ТЕКСТ ▸
----------------------------------------

Уверясь по донесениям иностранных судов, прибывавших в Ревель, что шведский флот не в состоянии будет в скором времени появиться в Финском заливе, а потому воспрепятствовать соединению с кронштадтской эскадрой, адмирал Чичагов решил немедленно занять гангутский пост, как самый важный, и 4-го же мая назначил отряд, состоявший из 1 корабля, 1 фрегата и 2 катеров под начальством капитана Тревенена, занимавшего в прошлую осень тот самый пост. Адмирал предписал ему осведомиться о состоянии Гангута и не построено ли там укреплений; если встретятся на пути неприятельские суда, соразмерные его силам, то стараться овладеть ими или отрезать их от убежища, дав немедленно знать о том в Ревель с легким судном; по обозрении гангутского поста, возвратиться к Ревелю, для доклада о всем найденном и решения вопроса о мерах, необходимых для занятия поста.

Далее, адмирал писал в своем дневнике: «5-го числа северо-западный тихий ветр, при облачном сиянии, переменился в северо-восточный. В сей день писал я письмо к назначенному начальствовать отряжаемою из Кронштадта эскадрою контр-адмиралу Спиридову о способах, ежели и приблизился бы в Финский залив неприятельский флот и вздумал бы воспрепятствовать соединению обеих эскадр, как безопаснее и вернее соединиться, назначив ему всевозможные предосторожности. [467]

«6-го числа. В сей день получен рапорт от штурмана, находящегося в Балтийском порте для наблюдения, что он 5-го числа после полудня видел до пятнадцати больших судов, лавирующих к северо-западу, которые сего числа при рассвете и от нас были также видны, почему тогда же послан от меня для осмотра оных один фрегат и при оном легкий катер с предписанием, дабы тот час, как скоро приметит, что оные суда военные, неприятельские, дал знать поднятием сигнала, нарочно для того назначенного, а сам между тем поспешал бы к соединению с эскадрою. Буде же увидит, что оные суда купеческие, то дать знать другим назначенным также сигналом. По отправлении сего фрегата, на всех кораблях и фрегатах Ревельской эскадры чищены были стрельбою холостых зарядов пушки.

----------------------------------------

ИСХОДНЫЕ ДАННЫЕ ▸
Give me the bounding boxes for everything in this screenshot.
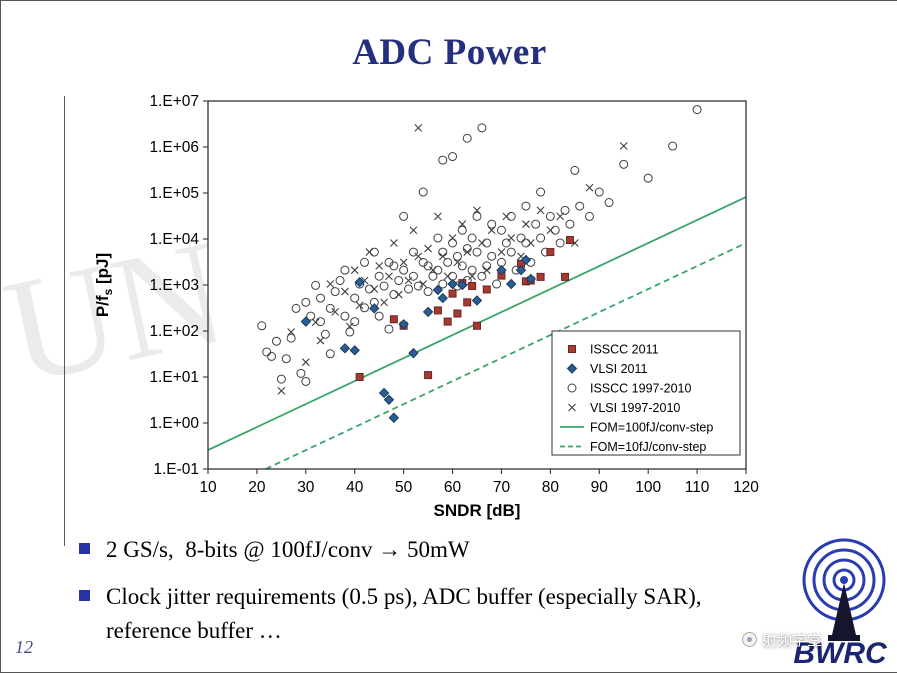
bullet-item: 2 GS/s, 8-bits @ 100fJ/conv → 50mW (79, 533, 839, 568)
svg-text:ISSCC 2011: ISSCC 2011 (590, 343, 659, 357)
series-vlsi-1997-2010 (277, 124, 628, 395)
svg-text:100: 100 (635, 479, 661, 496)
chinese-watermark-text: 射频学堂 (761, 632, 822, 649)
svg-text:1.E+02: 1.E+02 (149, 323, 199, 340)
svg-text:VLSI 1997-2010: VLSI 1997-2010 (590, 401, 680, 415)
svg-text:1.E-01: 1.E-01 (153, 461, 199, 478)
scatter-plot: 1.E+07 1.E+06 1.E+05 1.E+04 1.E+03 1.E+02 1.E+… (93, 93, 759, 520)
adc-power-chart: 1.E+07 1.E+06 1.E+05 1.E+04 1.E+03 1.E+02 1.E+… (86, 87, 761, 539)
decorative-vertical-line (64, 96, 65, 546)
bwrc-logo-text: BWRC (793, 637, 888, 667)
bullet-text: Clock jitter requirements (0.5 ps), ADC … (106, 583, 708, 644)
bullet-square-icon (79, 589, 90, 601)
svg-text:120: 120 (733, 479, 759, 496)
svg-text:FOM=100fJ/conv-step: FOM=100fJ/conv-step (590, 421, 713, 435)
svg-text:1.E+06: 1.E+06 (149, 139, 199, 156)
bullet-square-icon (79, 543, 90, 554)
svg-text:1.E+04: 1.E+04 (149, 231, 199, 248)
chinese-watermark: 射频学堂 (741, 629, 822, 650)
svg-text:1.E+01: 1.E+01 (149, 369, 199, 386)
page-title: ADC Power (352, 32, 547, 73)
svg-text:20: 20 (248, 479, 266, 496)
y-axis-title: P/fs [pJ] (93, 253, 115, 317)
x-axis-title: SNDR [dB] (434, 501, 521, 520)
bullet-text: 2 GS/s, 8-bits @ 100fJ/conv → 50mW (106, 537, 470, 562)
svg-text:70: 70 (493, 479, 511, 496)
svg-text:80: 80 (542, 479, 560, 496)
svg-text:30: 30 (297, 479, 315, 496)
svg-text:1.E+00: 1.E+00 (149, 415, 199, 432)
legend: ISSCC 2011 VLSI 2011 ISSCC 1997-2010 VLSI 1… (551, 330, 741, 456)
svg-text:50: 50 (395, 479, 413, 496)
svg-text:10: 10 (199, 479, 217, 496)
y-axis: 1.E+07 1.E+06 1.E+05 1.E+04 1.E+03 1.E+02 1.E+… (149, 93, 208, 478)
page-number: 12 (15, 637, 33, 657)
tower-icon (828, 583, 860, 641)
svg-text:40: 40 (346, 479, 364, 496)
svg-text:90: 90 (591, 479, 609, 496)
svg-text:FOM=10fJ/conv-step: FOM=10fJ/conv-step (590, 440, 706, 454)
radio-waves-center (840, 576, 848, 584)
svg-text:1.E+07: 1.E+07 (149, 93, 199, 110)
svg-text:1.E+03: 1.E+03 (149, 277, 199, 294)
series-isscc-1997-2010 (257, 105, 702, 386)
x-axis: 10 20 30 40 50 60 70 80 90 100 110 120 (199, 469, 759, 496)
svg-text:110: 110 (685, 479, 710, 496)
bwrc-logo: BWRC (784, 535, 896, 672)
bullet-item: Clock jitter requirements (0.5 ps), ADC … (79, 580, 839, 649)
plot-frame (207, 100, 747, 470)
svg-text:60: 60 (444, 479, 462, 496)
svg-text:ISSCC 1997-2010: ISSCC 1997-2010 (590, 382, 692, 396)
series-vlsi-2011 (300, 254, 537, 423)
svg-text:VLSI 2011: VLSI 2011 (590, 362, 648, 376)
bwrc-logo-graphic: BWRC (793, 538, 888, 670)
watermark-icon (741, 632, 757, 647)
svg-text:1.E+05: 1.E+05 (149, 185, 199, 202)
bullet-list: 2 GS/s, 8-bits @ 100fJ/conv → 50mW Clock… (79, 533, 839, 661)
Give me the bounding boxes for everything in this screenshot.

----------------------------------------

ЗАДАНИЯ ▸
(1) Ответьте на вопросы по отрывку о ревельской эскадре адмирала Чичагова:
(а) Из каких судов состоял отряд под начальством капитана Тревенена?
(б) Кому адмирал писал письмо 5-го числа?
(в) Сколько больших судов видел штурман 5-го числа после полудня?
(2) Перечислите все географические названия, упомянутые в отрывке о ревельской эскадре адмирала Чичагова.
(3) Продолжите отрывок о ревельской эскадре адмирала Чичагова с того места, на котором он обрывается.

ОТВЕТЫ ▸
(1)
(а) Из 1 корабля, 1 фрегата и 2 катеров.
(б) Контр-адмиралу Спиридову, назначенному начальствовать эскадрой, отряжаемой из Кронштадта.
(в) До пятнадцати больших судов, лавирующих к северо-западу.

(2) Ревель, Финский залив, Кронштадт, Гангут, Балтийский порт.

(3)
«7-го числа возвратился на рейд посланный, для осмотра помянутых виденных судов, фрегат и командир оного рапортовал, что, по точному осмотру его, видимые суда суть купеческие и идут в Санкт-Петербург. Сего же дня получен от штурмана в Балтийском порте рапорт, что он узнал от пришедшего в тот порт датского судна шкипера о виденном подле Борнгольма крейсирующем российском катере. С отошедшим в сей день с ревельского рейда в Лондон английского судна шкипером Робертсоном писал я к находившемуся в Копенгагене с эскадрою вице-адмиралу Козлянинову о выходе моем с эскадрою на ревельскую рейду и что ожидаю скорого соединения с кронштадтскою эскадрою, требуя при том и от него уведомления о предпринимаемых им мерах к соединению со мною, и не имеет ли каких в том непреодолимых препон, дабы по тому можно было мне располагаться».

8-го мая прибыл в Ревель курьер от императрицы и передал адмиралу ее собственноручное письмо. Она писала (5-го мая):

«Василий Яковлевич! Вслед за известием третьего дня, присланным от генерала Каменского из Молдавии о весьма удачном поиске 16 апреля, произведенном генералом-поручиком Дерфельденом над неприятелем при Максименах на реке Серете, где турки потеряли более четырех сот [486] убитых, мы же получили в плен дву-бунчужного Якуб-пашу, двух Бинбашей и более ста других, да в добычу пушку и четыре знамя; получила я вчера новое уведомление, что 20-го того же месяца помянутый генерал-поручик Дерфельден на Дунае при Галаце одержал знатную победу, атаковав неприятеля, в двух укреплениях державшегося, и выбив его из оных по жестокой, более 3 часов продолжавшейся, обороне. Неприятель потерял тут убитыми до тысячи пяти сот человек. Главнокомандующий сим корпусом Ибрагим-паша со множеством чиновных и более тысячи других турок взяты в плен. Весь лагерь, обоз, артиллерия и знамена нам в добычу досталися. Потеря с нашей стороны состоит до шестидесяти убитых и до ста раненых. В следующее воскресение принесено будет здесь, при пушечной пальбе, благодарение Богу, поборнику по справедливости дела нашего. Я желаю, чтобы вы то-же и у себя сделали, а при том, чтоб и ревельскому губернатору об оном знать дали. Вам доброжелательная Екатерина».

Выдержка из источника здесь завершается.